→ **What the task asks**:
Check each line of the listing below for the string "Empresas", and copy the ones that have it.

→ **Data records**:
******

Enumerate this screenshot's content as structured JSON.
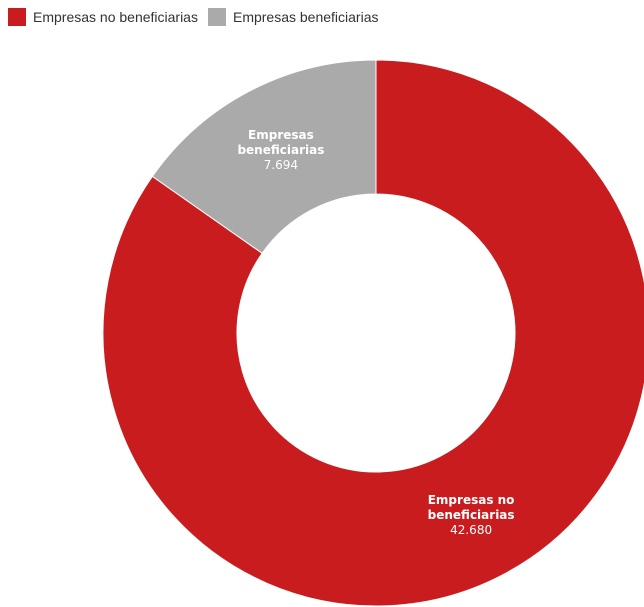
{
  "colors": {
    "no_beneficiarias": "#c91c1f",
    "beneficiarias": "#aaaaaa"
  },
  "legend": {
    "items": [
      {
        "label": "Empresas no beneficiarias",
        "color_key": "no_beneficiarias"
      },
      {
        "label": "Empresas beneficiarias",
        "color_key": "beneficiarias"
      }
    ]
  },
  "chart_data": {
    "type": "pie",
    "variant": "donut",
    "legend_position": "top-left",
    "title": "",
    "slices": [
      {
        "name": "Empresas no beneficiarias",
        "value": 42680,
        "value_label": "42.680",
        "label_lines": [
          "Empresas no",
          "beneficiarias"
        ],
        "color_key": "no_beneficiarias"
      },
      {
        "name": "Empresas beneficiarias",
        "value": 7694,
        "value_label": "7.694",
        "label_lines": [
          "Empresas",
          "beneficiarias"
        ],
        "color_key": "beneficiarias"
      }
    ]
  }
}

******

→ **Exercise answer**:
        "label": "Empresas no beneficiarias",
        "label": "Empresas beneficiarias",
        "name": "Empresas no beneficiarias",
          "Empresas no",
        "name": "Empresas beneficiarias",
          "Empresas",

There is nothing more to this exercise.